> _RECORD EXTRACTS_
───
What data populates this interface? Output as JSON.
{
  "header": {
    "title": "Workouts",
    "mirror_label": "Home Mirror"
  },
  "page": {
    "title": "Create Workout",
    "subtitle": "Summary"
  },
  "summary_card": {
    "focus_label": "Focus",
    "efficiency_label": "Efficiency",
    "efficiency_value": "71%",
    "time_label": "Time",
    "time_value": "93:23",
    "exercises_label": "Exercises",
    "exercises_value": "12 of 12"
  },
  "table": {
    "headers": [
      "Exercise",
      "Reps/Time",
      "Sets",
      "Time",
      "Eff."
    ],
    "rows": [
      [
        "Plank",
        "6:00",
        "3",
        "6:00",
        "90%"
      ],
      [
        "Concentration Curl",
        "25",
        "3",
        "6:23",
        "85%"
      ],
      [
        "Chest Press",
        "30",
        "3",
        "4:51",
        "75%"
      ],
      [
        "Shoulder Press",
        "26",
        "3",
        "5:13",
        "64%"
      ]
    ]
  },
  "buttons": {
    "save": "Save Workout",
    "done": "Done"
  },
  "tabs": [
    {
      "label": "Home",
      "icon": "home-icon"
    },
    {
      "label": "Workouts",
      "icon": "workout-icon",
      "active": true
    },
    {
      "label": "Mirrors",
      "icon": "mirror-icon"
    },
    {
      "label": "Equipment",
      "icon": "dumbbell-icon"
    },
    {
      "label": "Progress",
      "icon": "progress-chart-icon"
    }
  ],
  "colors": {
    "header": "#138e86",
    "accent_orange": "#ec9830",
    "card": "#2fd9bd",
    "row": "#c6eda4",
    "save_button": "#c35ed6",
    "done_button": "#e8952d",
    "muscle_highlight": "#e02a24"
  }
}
───
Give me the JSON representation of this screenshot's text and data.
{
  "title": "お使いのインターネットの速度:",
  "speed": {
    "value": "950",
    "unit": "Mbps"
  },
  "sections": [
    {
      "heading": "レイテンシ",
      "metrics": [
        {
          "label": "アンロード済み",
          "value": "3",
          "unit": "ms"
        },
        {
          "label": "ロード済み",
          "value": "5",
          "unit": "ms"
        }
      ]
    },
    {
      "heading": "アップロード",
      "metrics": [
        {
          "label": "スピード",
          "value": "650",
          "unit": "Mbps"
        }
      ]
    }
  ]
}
───
> _STATED PROBLEM_
List all lines above in which the string "data" appears.

> _CORRECT ANSWER_
What data populates this interface? Output as JSON.
Give me the JSON representation of this screenshot's text and data.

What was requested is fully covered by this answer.